Scan the data below and pick out the lines containing the word "name".

begin Supplied data

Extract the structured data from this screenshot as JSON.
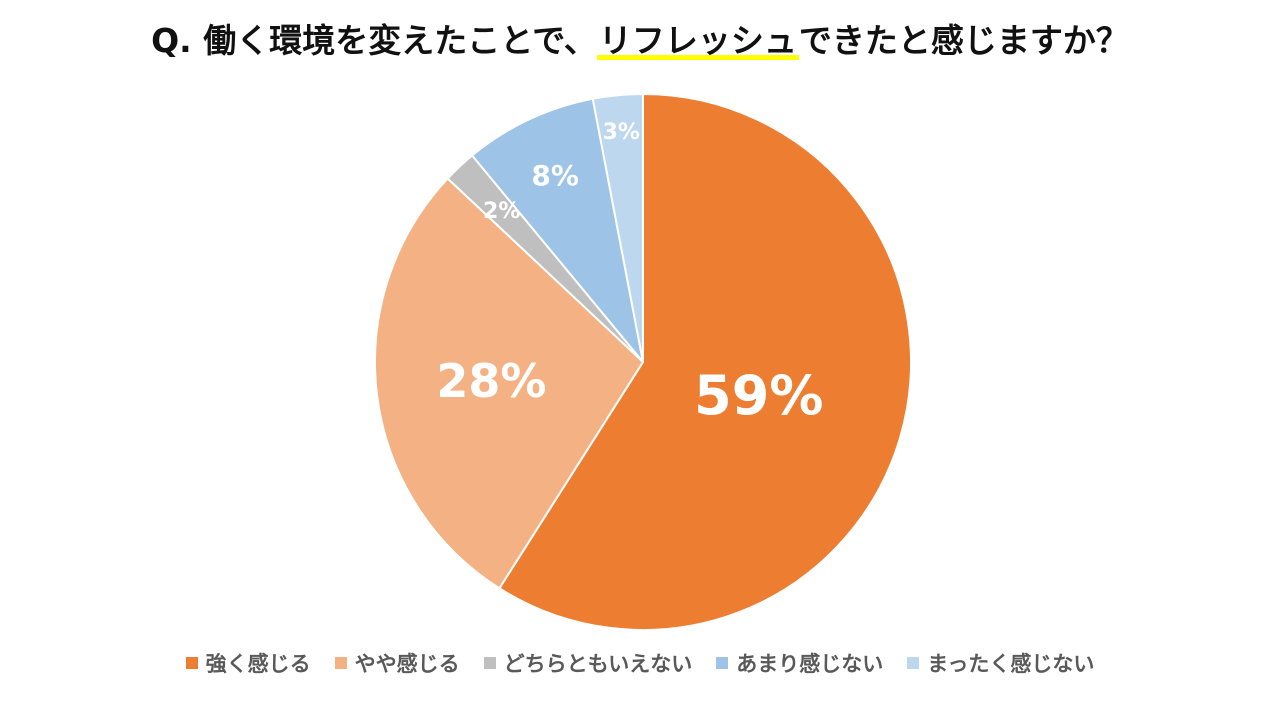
{
  "title": {
    "prefix": "Q. 働く環境を変えたことで、",
    "highlight": "リフレッシュ",
    "suffix": "できたと感じますか？"
  },
  "chart_data": {
    "type": "pie",
    "categories": [
      "強く感じる",
      "やや感じる",
      "どちらともいえない",
      "あまり感じない",
      "まったく感じない"
    ],
    "values": [
      59,
      28,
      2,
      8,
      3
    ],
    "labels": [
      "59%",
      "28%",
      "2%",
      "8%",
      "3%"
    ],
    "colors": [
      "#ed7d31",
      "#f4b183",
      "#bfbfbf",
      "#9dc3e6",
      "#bdd7ee"
    ],
    "start_angle": "12 o'clock",
    "direction": "clockwise",
    "legend_position": "bottom"
  },
  "legend": {
    "items": [
      {
        "label": "強く感じる",
        "color": "#ed7d31"
      },
      {
        "label": "やや感じる",
        "color": "#f4b183"
      },
      {
        "label": "どちらともいえない",
        "color": "#bfbfbf"
      },
      {
        "label": "あまり感じない",
        "color": "#9dc3e6"
      },
      {
        "label": "まったく感じない",
        "color": "#bdd7ee"
      }
    ]
  }
}
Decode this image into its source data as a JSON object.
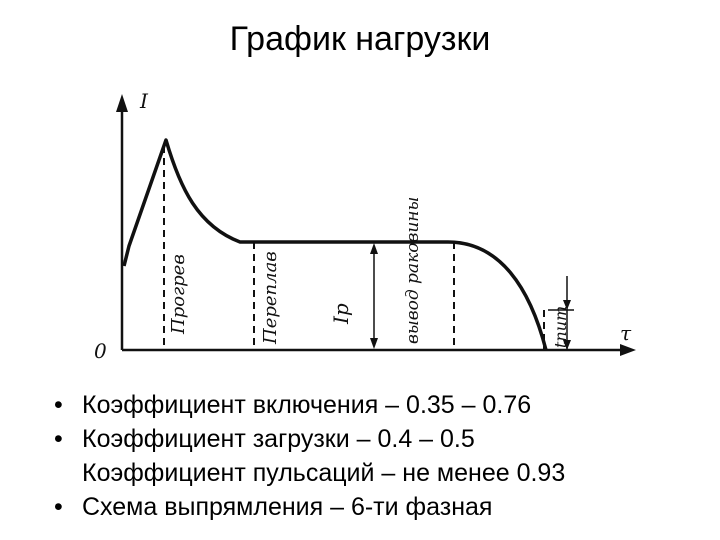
{
  "slide": {
    "title": "График нагрузки"
  },
  "diagram": {
    "axis_y_label": "I",
    "axis_x_label": "τ",
    "origin_label": "0",
    "zones": [
      "Прогрев",
      "Переплав",
      "Iр",
      "вывод раковины",
      "tпит"
    ]
  },
  "bullets": {
    "marker": "•",
    "items": [
      {
        "text": "Коэффициент включения – 0.35 – 0.76"
      },
      {
        "text": "Коэффициент загрузки – 0.4 – 0.5",
        "continuation": "Коэффициент пульсаций – не менее 0.93"
      },
      {
        "text": "Схема выпрямления – 6-ти фазная"
      }
    ]
  }
}
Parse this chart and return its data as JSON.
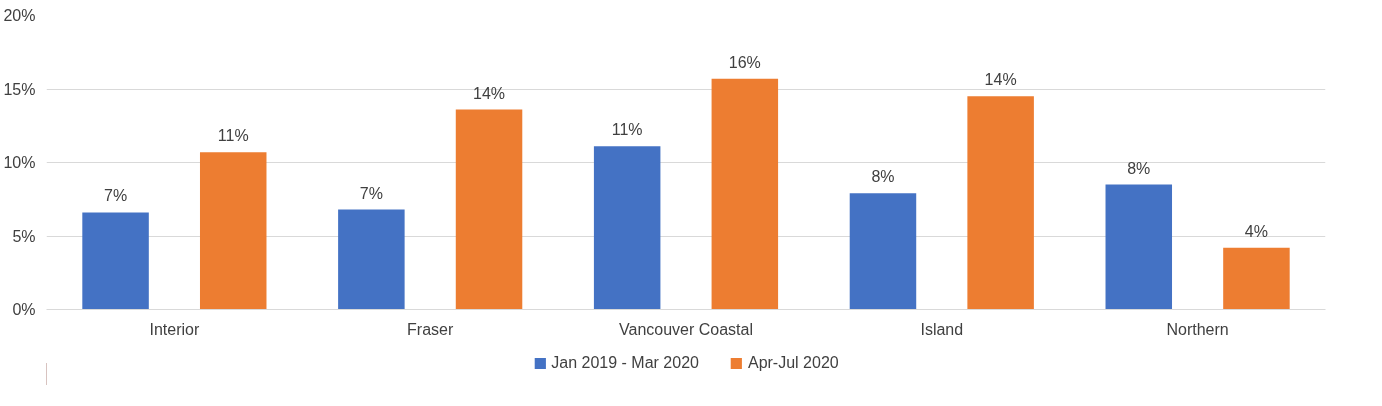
{
  "chart_data": {
    "type": "bar",
    "categories": [
      "Interior",
      "Fraser",
      "Vancouver Coastal",
      "Island",
      "Northern"
    ],
    "series": [
      {
        "name": "Jan 2019 - Mar 2020",
        "color": "#4472c4",
        "values": [
          6.6,
          6.8,
          11.1,
          7.9,
          8.5
        ],
        "value_labels": [
          "7%",
          "7%",
          "11%",
          "8%",
          "8%"
        ]
      },
      {
        "name": "Apr-Jul 2020",
        "color": "#ed7d31",
        "values": [
          10.7,
          13.6,
          15.7,
          14.5,
          4.2
        ],
        "value_labels": [
          "11%",
          "14%",
          "16%",
          "14%",
          "4%"
        ]
      }
    ],
    "ylim": [
      0,
      20
    ],
    "yticks": [
      {
        "value": 0,
        "label": "0%"
      },
      {
        "value": 5,
        "label": "5%"
      },
      {
        "value": 10,
        "label": "10%"
      },
      {
        "value": 15,
        "label": "15%"
      },
      {
        "value": 20,
        "label": "20%"
      }
    ],
    "grid": "y",
    "legend": "bottom"
  }
}
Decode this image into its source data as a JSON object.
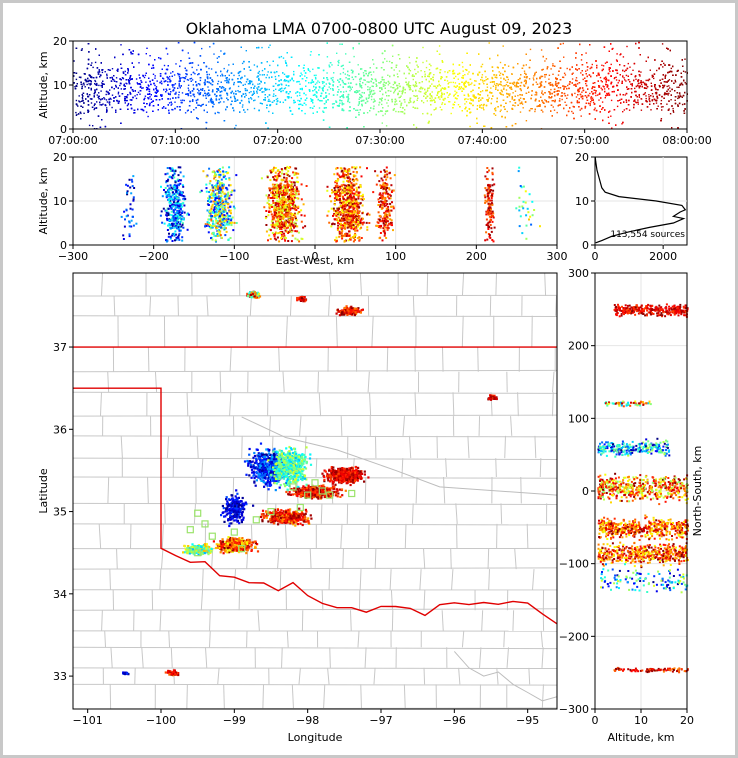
{
  "title": "Oklahoma LMA 0700-0800 UTC August 09, 2023",
  "chart_data": [
    {
      "id": "time_height",
      "type": "scatter",
      "xlabel": "",
      "ylabel": "Altitude, km",
      "xlim": [
        "07:00:00",
        "08:00:00"
      ],
      "xticks": [
        "07:00:00",
        "07:10:00",
        "07:20:00",
        "07:30:00",
        "07:40:00",
        "07:50:00",
        "08:00:00"
      ],
      "ylim": [
        0,
        20
      ],
      "yticks": [
        "0",
        "10",
        "20"
      ],
      "color_by": "time",
      "colormap": "jet"
    },
    {
      "id": "ew_height",
      "type": "scatter",
      "xlabel": "East-West, km",
      "ylabel": "Altitude, km",
      "xlim": [
        -300,
        300
      ],
      "xticks": [
        "−300",
        "−200",
        "−100",
        "0",
        "100",
        "200",
        "300"
      ],
      "ylim": [
        0,
        20
      ],
      "yticks": [
        "0",
        "10",
        "20"
      ]
    },
    {
      "id": "altitude_histogram",
      "type": "line",
      "xlim": [
        0,
        2700
      ],
      "xticks": [
        "0",
        "2000"
      ],
      "ylim": [
        0,
        20
      ],
      "yticks": [
        "0",
        "10",
        "20"
      ],
      "annotation": "113,554 sources",
      "profile": [
        {
          "count": 20,
          "alt": 0.5
        },
        {
          "count": 200,
          "alt": 1.0
        },
        {
          "count": 500,
          "alt": 2.0
        },
        {
          "count": 1000,
          "alt": 3.0
        },
        {
          "count": 1600,
          "alt": 4.0
        },
        {
          "count": 2300,
          "alt": 5.0
        },
        {
          "count": 2600,
          "alt": 6.0
        },
        {
          "count": 2300,
          "alt": 6.5
        },
        {
          "count": 2500,
          "alt": 7.5
        },
        {
          "count": 2650,
          "alt": 8.0
        },
        {
          "count": 2550,
          "alt": 9.0
        },
        {
          "count": 1800,
          "alt": 10.0
        },
        {
          "count": 700,
          "alt": 11.0
        },
        {
          "count": 300,
          "alt": 12.0
        },
        {
          "count": 200,
          "alt": 13.0
        },
        {
          "count": 130,
          "alt": 15.0
        },
        {
          "count": 60,
          "alt": 17.0
        },
        {
          "count": 20,
          "alt": 19.0
        },
        {
          "count": 5,
          "alt": 20.0
        }
      ]
    },
    {
      "id": "plan_view",
      "type": "scatter",
      "xlabel": "Longitude",
      "ylabel": "Latitude",
      "xlim": [
        -101.2,
        -94.6
      ],
      "xticks": [
        "−101",
        "−100",
        "−99",
        "−98",
        "−97",
        "−96",
        "−95"
      ],
      "ylim": [
        32.6,
        37.9
      ],
      "yticks": [
        "33",
        "34",
        "35",
        "36",
        "37"
      ]
    },
    {
      "id": "ns_height",
      "type": "scatter",
      "xlabel": "Altitude, km",
      "ylabel": "North-South, km",
      "xlim": [
        0,
        20
      ],
      "xticks": [
        "0",
        "10",
        "20"
      ],
      "ylim": [
        -300,
        300
      ],
      "yticks": [
        "−300",
        "−200",
        "−100",
        "0",
        "100",
        "200",
        "300"
      ]
    }
  ]
}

end Supplied data

* Result
        "name": "Jan 2019 - Mar 2020",
        "name": "Apr-Jul 2020",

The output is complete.